## DATA FOR THIS TASK

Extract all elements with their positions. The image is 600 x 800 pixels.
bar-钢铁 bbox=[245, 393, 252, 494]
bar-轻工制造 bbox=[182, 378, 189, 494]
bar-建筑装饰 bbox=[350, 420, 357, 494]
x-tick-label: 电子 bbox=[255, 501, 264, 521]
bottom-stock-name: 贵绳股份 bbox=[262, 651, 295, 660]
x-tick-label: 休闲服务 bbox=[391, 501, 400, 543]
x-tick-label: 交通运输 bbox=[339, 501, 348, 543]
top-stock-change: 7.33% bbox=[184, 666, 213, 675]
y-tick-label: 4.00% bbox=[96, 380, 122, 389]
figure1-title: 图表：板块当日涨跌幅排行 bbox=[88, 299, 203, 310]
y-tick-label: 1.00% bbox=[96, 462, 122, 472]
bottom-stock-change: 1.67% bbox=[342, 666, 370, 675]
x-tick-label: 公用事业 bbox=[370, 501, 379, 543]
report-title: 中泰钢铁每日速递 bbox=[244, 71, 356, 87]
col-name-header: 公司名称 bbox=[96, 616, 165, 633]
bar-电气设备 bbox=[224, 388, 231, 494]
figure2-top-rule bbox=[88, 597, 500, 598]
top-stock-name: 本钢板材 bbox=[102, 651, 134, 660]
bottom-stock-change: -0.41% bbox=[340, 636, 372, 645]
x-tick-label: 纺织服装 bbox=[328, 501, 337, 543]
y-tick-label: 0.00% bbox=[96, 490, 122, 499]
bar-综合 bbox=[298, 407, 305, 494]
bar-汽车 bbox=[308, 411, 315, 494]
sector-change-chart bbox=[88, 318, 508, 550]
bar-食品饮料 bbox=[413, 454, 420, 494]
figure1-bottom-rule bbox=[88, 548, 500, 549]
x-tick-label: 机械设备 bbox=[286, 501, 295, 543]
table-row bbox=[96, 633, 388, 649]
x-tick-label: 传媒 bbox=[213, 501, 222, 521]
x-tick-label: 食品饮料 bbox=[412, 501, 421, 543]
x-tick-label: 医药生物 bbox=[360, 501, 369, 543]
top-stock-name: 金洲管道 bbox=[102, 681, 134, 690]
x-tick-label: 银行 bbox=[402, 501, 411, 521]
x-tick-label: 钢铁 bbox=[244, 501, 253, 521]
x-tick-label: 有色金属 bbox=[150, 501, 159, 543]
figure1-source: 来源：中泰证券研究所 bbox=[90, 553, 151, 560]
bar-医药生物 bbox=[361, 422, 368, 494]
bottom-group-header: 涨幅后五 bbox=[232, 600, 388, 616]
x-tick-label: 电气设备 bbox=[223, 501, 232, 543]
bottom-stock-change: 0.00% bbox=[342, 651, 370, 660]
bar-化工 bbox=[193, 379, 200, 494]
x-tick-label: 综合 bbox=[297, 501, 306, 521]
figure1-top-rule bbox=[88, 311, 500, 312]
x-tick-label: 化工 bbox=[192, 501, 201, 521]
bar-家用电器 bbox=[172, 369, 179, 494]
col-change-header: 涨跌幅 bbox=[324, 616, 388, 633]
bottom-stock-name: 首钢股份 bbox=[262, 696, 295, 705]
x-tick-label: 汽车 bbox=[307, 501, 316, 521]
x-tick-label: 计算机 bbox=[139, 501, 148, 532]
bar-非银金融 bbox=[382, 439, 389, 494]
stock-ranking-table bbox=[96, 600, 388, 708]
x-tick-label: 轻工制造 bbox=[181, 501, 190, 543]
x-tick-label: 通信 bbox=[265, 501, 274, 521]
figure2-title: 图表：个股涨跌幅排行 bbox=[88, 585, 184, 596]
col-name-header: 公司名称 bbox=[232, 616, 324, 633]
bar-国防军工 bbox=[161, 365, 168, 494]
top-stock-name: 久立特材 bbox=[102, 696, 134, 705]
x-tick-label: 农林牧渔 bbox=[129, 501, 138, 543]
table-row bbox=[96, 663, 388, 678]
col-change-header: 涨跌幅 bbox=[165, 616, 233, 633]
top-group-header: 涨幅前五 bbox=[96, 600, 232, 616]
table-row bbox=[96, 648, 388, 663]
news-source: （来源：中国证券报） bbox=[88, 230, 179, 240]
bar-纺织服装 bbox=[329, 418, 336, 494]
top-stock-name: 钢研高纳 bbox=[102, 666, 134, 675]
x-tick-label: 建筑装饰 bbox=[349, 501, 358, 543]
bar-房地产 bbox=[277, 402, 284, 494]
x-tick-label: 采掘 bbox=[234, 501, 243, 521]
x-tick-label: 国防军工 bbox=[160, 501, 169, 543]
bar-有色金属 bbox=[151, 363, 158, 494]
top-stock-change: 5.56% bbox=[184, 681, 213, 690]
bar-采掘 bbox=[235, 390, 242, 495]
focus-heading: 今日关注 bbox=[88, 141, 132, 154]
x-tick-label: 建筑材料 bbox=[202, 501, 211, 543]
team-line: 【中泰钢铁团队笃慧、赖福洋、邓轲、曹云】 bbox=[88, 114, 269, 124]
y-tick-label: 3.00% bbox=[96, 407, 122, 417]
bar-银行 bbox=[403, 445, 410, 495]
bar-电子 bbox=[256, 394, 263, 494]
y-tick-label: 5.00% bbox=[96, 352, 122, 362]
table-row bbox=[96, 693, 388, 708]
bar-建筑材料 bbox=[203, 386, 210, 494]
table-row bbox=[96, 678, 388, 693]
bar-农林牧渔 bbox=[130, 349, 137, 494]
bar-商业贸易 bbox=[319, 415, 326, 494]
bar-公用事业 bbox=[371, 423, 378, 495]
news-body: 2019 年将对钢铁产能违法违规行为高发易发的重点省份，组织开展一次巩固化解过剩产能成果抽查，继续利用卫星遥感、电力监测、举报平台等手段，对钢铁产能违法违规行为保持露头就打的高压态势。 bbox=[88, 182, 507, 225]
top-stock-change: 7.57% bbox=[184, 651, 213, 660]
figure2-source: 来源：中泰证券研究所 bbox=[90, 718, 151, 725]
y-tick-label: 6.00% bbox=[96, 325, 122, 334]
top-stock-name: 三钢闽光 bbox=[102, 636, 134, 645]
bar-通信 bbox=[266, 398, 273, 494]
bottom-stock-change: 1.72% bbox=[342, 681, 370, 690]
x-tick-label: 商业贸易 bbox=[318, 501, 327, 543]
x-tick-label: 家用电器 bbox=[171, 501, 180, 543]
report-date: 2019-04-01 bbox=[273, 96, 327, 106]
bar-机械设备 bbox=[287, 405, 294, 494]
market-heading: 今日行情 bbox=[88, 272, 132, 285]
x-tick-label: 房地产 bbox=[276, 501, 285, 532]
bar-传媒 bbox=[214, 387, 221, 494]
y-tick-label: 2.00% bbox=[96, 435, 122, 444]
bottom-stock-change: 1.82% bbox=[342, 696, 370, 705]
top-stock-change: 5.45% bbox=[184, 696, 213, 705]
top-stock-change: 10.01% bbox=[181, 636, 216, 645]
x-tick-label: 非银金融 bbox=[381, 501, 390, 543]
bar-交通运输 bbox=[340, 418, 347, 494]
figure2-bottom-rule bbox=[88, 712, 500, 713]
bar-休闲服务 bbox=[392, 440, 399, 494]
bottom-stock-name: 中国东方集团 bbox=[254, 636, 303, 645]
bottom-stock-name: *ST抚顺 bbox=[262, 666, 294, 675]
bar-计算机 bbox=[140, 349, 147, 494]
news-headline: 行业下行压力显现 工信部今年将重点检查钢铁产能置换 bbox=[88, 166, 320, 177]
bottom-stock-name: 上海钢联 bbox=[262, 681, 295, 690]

## WHAT THE TASK ASKS
Copy out every line of the items that contains the string "table". Matching is case-sensitive.

## ANSWER
table-row bbox=[96, 633, 388, 649]
stock-ranking-table bbox=[96, 600, 388, 708]
table-row bbox=[96, 663, 388, 678]
table-row bbox=[96, 648, 388, 663]
table-row bbox=[96, 693, 388, 708]
table-row bbox=[96, 678, 388, 693]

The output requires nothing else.